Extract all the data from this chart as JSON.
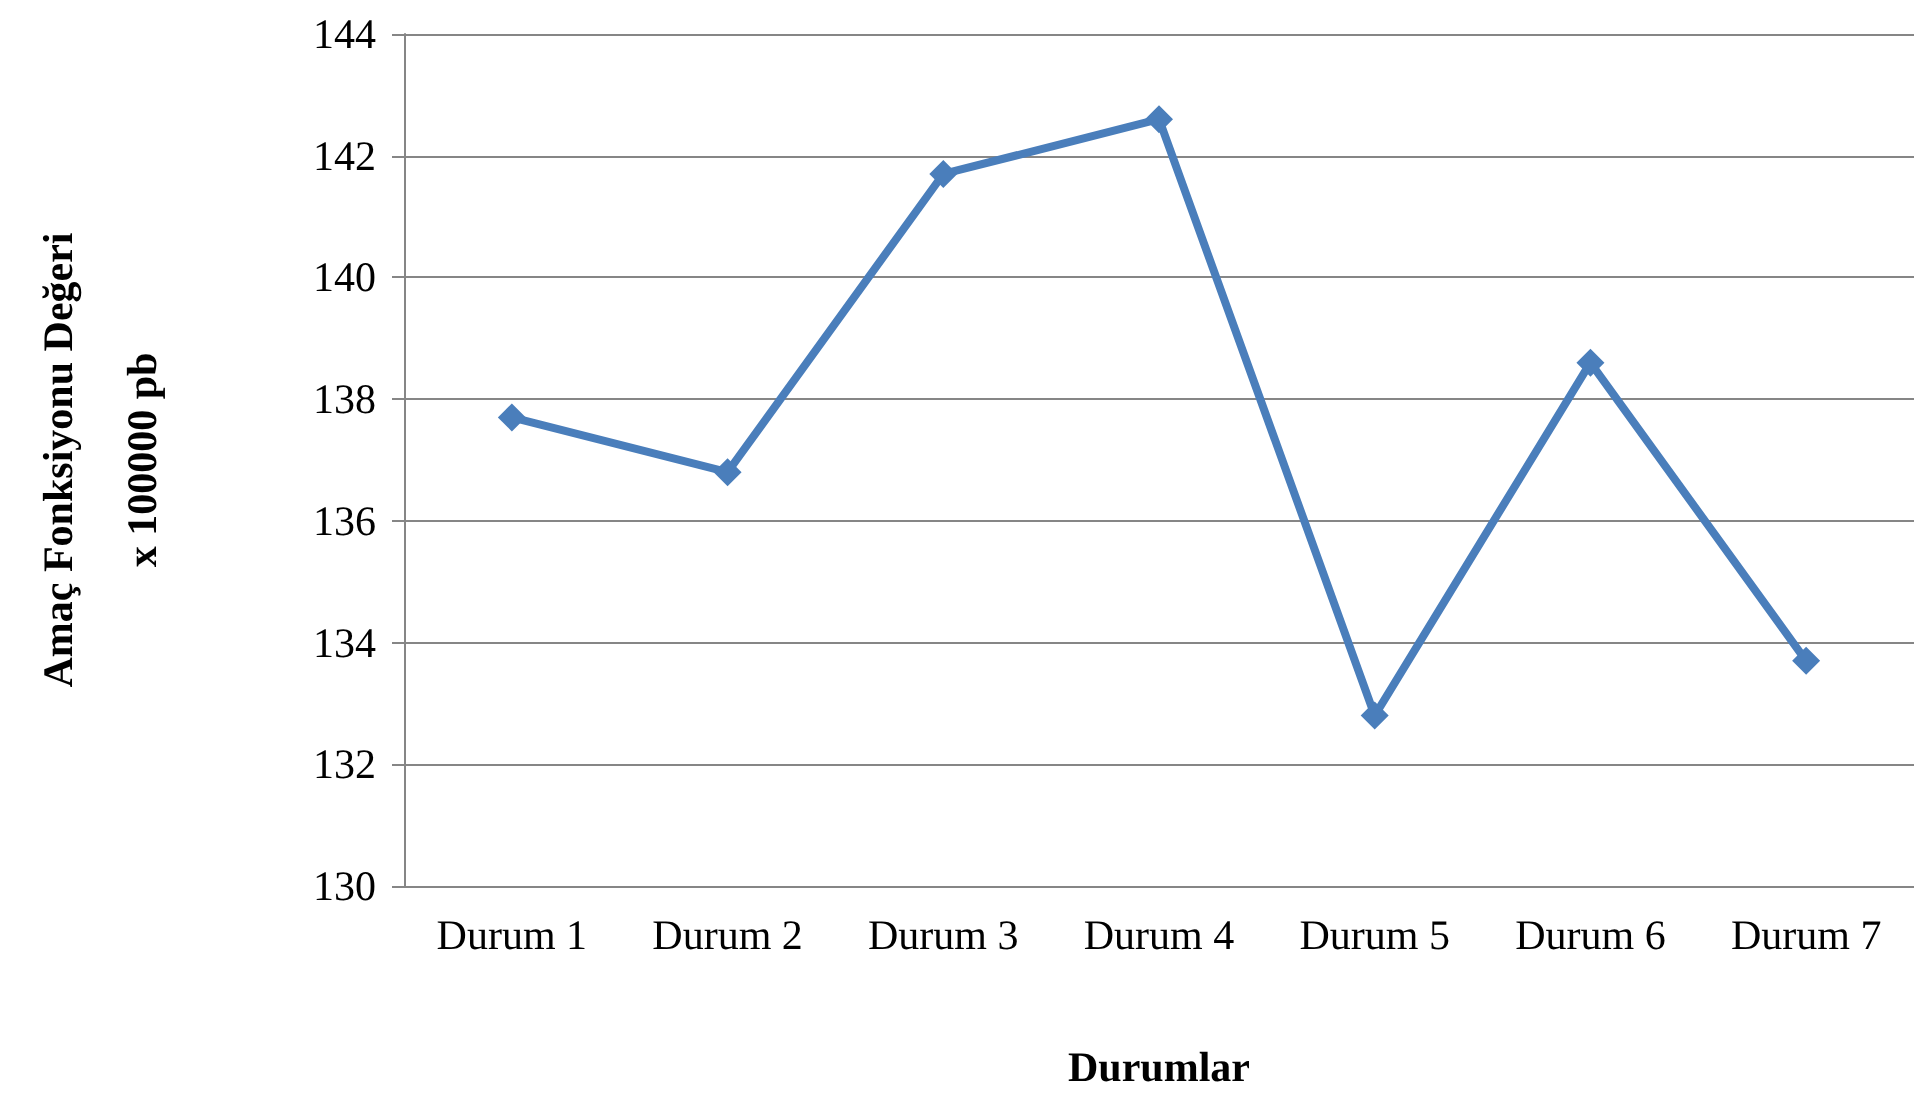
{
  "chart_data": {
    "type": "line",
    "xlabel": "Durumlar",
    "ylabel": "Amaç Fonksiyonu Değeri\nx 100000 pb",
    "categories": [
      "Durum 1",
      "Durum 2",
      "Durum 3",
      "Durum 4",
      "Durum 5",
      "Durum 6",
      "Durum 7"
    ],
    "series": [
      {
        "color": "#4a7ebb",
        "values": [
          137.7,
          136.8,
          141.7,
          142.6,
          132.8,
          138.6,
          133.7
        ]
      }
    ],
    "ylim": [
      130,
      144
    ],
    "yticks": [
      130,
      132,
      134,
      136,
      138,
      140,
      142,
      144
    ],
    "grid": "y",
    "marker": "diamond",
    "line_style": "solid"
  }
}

####

§ Task instructions
Reproduce the entries above word for word. Pictures stay out.

§ Full output
Extract all the data from this chart as JSON.
{
  "chart_data": {
    "type": "line",
    "xlabel": "Durumlar",
    "ylabel": "Amaç Fonksiyonu Değeri\nx 100000 pb",
    "categories": [
      "Durum 1",
      "Durum 2",
      "Durum 3",
      "Durum 4",
      "Durum 5",
      "Durum 6",
      "Durum 7"
    ],
    "series": [
      {
        "color": "#4a7ebb",
        "values": [
          137.7,
          136.8,
          141.7,
          142.6,
          132.8,
          138.6,
          133.7
        ]
      }
    ],
    "ylim": [
      130,
      144
    ],
    "yticks": [
      130,
      132,
      134,
      136,
      138,
      140,
      142,
      144
    ],
    "grid": "y",
    "marker": "diamond",
    "line_style": "solid"
  }
}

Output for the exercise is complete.